## Data lines
*****

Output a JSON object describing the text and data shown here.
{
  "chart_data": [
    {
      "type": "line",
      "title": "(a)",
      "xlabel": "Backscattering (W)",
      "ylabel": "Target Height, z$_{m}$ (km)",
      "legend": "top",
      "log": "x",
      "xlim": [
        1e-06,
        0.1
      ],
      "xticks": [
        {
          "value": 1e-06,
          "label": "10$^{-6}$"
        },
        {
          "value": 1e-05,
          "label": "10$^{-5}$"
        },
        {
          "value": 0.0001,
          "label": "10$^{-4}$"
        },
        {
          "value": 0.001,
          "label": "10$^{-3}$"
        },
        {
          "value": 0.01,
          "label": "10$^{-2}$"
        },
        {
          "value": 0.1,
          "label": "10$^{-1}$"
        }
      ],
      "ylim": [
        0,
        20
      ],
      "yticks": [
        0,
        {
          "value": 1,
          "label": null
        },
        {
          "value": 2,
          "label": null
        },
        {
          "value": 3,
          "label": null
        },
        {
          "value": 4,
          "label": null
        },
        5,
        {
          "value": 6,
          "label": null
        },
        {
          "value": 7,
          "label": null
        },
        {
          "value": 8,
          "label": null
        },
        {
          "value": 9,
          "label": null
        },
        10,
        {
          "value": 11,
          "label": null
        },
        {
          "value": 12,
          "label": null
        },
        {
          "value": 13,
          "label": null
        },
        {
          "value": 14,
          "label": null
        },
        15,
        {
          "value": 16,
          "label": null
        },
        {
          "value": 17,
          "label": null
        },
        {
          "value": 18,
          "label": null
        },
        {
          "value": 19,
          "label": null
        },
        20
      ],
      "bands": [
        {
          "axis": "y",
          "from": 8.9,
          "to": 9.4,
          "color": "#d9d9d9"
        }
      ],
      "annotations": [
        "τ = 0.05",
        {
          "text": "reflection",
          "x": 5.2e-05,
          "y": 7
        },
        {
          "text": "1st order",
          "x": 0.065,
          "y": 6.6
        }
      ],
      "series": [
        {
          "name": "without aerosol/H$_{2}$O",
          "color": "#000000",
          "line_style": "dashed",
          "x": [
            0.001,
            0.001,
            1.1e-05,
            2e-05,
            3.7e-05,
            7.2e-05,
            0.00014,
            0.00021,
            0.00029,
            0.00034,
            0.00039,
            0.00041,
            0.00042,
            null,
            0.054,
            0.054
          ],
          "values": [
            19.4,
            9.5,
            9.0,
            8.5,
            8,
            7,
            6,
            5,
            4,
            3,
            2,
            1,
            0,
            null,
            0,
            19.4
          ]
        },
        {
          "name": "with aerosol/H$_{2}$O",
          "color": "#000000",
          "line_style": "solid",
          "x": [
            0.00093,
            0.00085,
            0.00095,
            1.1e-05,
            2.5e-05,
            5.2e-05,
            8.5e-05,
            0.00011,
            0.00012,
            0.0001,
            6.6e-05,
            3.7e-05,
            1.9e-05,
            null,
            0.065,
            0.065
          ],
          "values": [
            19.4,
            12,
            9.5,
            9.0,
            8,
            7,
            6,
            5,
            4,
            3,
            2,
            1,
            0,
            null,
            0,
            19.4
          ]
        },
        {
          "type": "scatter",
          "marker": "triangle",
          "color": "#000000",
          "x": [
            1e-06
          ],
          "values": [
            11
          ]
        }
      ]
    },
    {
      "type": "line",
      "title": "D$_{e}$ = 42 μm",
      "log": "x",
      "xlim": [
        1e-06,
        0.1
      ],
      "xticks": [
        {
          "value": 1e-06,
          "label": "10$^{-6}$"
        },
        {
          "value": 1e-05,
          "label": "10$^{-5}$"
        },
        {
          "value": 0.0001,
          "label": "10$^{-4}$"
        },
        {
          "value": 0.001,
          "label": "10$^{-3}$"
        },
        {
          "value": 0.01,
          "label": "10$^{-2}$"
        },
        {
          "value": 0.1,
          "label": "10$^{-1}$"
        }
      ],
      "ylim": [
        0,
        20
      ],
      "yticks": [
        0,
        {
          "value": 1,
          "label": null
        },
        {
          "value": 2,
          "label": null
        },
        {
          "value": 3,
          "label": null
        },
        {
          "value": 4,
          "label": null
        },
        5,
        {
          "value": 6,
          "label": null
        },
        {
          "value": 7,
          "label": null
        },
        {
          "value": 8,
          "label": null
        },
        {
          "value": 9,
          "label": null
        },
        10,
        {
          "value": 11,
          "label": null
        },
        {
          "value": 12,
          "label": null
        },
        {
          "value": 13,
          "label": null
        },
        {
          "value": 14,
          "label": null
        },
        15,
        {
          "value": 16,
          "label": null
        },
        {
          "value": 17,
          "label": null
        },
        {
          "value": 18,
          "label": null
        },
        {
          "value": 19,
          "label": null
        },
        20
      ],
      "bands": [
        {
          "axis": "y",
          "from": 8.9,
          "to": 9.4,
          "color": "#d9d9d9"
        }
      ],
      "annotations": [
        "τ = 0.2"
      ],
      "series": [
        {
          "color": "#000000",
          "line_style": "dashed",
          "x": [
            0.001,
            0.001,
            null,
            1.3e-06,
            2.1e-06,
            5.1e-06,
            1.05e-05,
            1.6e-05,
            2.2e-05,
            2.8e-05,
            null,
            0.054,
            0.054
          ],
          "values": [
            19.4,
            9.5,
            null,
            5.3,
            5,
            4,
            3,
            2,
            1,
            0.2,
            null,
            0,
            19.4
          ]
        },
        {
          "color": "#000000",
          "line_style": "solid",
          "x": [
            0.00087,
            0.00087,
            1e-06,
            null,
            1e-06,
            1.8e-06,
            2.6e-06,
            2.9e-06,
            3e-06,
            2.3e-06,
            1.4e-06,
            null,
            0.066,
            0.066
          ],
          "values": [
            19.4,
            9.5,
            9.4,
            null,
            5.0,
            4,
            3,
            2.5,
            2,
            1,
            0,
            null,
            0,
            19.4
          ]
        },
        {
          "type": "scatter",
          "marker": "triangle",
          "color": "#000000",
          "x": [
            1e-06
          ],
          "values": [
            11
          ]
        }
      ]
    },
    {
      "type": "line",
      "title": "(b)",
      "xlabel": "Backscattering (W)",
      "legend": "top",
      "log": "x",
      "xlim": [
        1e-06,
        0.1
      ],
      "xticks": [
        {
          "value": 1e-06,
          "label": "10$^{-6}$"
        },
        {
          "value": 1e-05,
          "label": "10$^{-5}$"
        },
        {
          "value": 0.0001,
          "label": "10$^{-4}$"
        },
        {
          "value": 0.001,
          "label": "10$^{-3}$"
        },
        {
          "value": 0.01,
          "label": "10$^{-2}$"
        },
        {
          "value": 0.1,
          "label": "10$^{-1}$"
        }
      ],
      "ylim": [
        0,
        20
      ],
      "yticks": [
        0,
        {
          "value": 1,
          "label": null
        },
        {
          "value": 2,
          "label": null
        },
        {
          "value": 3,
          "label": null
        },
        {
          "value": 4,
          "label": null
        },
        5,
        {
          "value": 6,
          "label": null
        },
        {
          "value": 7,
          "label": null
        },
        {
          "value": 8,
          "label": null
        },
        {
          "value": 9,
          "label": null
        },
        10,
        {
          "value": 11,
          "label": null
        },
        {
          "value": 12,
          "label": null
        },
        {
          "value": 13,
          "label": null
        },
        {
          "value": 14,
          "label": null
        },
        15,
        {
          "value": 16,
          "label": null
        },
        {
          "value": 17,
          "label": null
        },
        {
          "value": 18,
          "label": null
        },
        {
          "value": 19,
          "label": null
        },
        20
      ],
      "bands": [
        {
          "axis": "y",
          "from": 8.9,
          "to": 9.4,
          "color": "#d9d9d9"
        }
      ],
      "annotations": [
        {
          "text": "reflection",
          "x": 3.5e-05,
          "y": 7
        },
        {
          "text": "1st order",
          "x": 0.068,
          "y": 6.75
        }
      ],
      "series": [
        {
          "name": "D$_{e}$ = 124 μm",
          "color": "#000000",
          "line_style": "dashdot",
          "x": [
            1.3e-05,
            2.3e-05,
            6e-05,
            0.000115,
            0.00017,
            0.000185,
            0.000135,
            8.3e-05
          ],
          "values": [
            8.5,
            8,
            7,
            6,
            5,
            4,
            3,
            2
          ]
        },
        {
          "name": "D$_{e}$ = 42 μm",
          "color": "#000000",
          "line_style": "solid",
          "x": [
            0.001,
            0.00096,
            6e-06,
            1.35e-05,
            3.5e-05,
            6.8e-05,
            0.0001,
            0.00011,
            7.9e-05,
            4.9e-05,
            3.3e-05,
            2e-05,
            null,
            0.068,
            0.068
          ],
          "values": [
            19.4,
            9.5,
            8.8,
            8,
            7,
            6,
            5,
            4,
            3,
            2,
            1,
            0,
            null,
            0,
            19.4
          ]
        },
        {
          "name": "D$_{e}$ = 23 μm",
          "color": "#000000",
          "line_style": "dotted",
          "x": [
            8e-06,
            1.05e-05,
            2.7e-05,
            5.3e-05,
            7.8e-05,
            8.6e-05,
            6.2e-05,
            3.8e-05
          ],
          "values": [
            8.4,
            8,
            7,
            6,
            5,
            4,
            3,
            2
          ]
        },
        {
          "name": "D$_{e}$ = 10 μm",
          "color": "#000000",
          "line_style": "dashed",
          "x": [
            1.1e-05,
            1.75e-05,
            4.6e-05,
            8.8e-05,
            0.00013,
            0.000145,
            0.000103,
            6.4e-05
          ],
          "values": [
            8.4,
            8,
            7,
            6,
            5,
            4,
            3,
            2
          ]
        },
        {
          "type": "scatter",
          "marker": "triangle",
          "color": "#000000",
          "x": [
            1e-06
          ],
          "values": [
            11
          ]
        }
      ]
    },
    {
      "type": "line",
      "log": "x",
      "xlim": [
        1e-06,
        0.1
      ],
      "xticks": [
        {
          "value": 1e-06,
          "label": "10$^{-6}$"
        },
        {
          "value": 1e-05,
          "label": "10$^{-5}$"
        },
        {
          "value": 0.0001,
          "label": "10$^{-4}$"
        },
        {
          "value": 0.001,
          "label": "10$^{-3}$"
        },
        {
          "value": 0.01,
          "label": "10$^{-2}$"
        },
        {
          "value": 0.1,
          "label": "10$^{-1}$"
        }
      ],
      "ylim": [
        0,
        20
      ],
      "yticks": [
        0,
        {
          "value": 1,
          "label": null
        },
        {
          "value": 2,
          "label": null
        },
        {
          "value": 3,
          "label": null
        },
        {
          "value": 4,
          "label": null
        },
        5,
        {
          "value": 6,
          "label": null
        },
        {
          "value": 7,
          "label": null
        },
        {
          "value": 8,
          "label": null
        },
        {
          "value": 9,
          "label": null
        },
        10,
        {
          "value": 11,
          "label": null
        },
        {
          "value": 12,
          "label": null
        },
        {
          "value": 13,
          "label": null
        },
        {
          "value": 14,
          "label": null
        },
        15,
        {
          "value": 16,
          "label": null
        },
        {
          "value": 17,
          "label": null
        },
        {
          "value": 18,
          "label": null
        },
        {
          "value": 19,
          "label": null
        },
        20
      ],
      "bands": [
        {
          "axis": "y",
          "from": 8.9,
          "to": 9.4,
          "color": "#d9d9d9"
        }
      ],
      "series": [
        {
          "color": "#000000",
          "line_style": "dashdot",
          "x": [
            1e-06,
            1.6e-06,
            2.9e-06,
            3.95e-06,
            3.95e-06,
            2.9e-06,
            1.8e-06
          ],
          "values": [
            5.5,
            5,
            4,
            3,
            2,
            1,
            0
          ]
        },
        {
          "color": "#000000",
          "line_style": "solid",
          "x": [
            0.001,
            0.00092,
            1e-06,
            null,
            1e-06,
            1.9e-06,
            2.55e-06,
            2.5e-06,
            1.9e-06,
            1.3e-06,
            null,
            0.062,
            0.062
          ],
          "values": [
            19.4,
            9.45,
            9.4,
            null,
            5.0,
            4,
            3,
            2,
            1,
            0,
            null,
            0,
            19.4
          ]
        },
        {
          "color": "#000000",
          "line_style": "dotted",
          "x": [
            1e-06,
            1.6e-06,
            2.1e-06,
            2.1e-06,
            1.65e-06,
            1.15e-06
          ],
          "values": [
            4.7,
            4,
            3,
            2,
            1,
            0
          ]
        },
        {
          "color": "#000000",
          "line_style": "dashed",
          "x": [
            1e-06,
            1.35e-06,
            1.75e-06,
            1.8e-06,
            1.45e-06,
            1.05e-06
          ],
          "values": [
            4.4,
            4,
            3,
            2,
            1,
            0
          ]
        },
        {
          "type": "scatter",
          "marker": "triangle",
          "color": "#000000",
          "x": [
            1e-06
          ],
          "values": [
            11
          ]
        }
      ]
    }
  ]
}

*****

## What you have to do
Count the lines above in which the word "name" appears, then state only that count.

## Task result
6